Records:

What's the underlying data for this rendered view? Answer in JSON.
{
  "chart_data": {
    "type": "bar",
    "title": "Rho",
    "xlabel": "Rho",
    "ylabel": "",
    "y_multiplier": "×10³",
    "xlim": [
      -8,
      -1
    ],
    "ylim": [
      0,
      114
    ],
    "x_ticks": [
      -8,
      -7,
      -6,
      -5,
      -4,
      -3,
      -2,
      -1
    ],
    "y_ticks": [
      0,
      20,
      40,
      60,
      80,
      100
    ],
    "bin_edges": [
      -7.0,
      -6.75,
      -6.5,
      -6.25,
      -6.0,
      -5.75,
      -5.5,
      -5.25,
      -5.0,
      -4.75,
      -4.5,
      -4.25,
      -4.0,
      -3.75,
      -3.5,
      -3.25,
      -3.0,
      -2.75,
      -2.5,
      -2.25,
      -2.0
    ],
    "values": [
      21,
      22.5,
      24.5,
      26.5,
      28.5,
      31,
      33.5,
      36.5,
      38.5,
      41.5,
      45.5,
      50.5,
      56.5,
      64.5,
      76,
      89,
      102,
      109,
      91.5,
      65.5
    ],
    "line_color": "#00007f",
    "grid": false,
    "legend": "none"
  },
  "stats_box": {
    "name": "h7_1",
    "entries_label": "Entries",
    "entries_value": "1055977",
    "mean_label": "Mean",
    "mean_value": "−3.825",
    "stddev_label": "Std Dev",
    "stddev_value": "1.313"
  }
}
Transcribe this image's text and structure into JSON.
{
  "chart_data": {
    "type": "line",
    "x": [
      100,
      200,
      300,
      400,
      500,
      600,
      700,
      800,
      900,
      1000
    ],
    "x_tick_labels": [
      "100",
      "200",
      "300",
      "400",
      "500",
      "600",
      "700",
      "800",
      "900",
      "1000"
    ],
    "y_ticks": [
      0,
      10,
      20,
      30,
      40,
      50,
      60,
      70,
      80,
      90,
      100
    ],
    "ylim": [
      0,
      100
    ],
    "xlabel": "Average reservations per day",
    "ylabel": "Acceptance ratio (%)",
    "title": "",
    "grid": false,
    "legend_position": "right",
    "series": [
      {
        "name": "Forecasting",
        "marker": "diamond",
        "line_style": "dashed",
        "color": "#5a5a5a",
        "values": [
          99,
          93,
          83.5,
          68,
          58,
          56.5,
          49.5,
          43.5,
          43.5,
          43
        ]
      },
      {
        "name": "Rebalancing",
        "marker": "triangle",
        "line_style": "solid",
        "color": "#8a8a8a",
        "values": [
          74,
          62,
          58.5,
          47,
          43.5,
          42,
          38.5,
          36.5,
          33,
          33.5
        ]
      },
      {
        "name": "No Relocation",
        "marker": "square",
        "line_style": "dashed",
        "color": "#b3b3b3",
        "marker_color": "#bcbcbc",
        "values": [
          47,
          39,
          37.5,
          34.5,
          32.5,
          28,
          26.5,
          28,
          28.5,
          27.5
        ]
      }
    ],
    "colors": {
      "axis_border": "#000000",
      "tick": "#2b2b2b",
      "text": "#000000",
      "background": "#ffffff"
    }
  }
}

- AIM
Extract every record and return it verbatim.

- THE RESPONSE
What's the underlying data for this rendered view? Answer in JSON.
{
  "chart_data": {
    "type": "bar",
    "title": "Rho",
    "xlabel": "Rho",
    "ylabel": "",
    "y_multiplier": "×10³",
    "xlim": [
      -8,
      -1
    ],
    "ylim": [
      0,
      114
    ],
    "x_ticks": [
      -8,
      -7,
      -6,
      -5,
      -4,
      -3,
      -2,
      -1
    ],
    "y_ticks": [
      0,
      20,
      40,
      60,
      80,
      100
    ],
    "bin_edges": [
      -7.0,
      -6.75,
      -6.5,
      -6.25,
      -6.0,
      -5.75,
      -5.5,
      -5.25,
      -5.0,
      -4.75,
      -4.5,
      -4.25,
      -4.0,
      -3.75,
      -3.5,
      -3.25,
      -3.0,
      -2.75,
      -2.5,
      -2.25,
      -2.0
    ],
    "values": [
      21,
      22.5,
      24.5,
      26.5,
      28.5,
      31,
      33.5,
      36.5,
      38.5,
      41.5,
      45.5,
      50.5,
      56.5,
      64.5,
      76,
      89,
      102,
      109,
      91.5,
      65.5
    ],
    "line_color": "#00007f",
    "grid": false,
    "legend": "none"
  },
  "stats_box": {
    "name": "h7_1",
    "entries_label": "Entries",
    "entries_value": "1055977",
    "mean_label": "Mean",
    "mean_value": "−3.825",
    "stddev_label": "Std Dev",
    "stddev_value": "1.313"
  }
}
Transcribe this image's text and structure into JSON.
{
  "chart_data": {
    "type": "line",
    "x": [
      100,
      200,
      300,
      400,
      500,
      600,
      700,
      800,
      900,
      1000
    ],
    "x_tick_labels": [
      "100",
      "200",
      "300",
      "400",
      "500",
      "600",
      "700",
      "800",
      "900",
      "1000"
    ],
    "y_ticks": [
      0,
      10,
      20,
      30,
      40,
      50,
      60,
      70,
      80,
      90,
      100
    ],
    "ylim": [
      0,
      100
    ],
    "xlabel": "Average reservations per day",
    "ylabel": "Acceptance ratio (%)",
    "title": "",
    "grid": false,
    "legend_position": "right",
    "series": [
      {
        "name": "Forecasting",
        "marker": "diamond",
        "line_style": "dashed",
        "color": "#5a5a5a",
        "values": [
          99,
          93,
          83.5,
          68,
          58,
          56.5,
          49.5,
          43.5,
          43.5,
          43
        ]
      },
      {
        "name": "Rebalancing",
        "marker": "triangle",
        "line_style": "solid",
        "color": "#8a8a8a",
        "values": [
          74,
          62,
          58.5,
          47,
          43.5,
          42,
          38.5,
          36.5,
          33,
          33.5
        ]
      },
      {
        "name": "No Relocation",
        "marker": "square",
        "line_style": "dashed",
        "color": "#b3b3b3",
        "marker_color": "#bcbcbc",
        "values": [
          47,
          39,
          37.5,
          34.5,
          32.5,
          28,
          26.5,
          28,
          28.5,
          27.5
        ]
      }
    ],
    "colors": {
      "axis_border": "#000000",
      "tick": "#2b2b2b",
      "text": "#000000",
      "background": "#ffffff"
    }
  }
}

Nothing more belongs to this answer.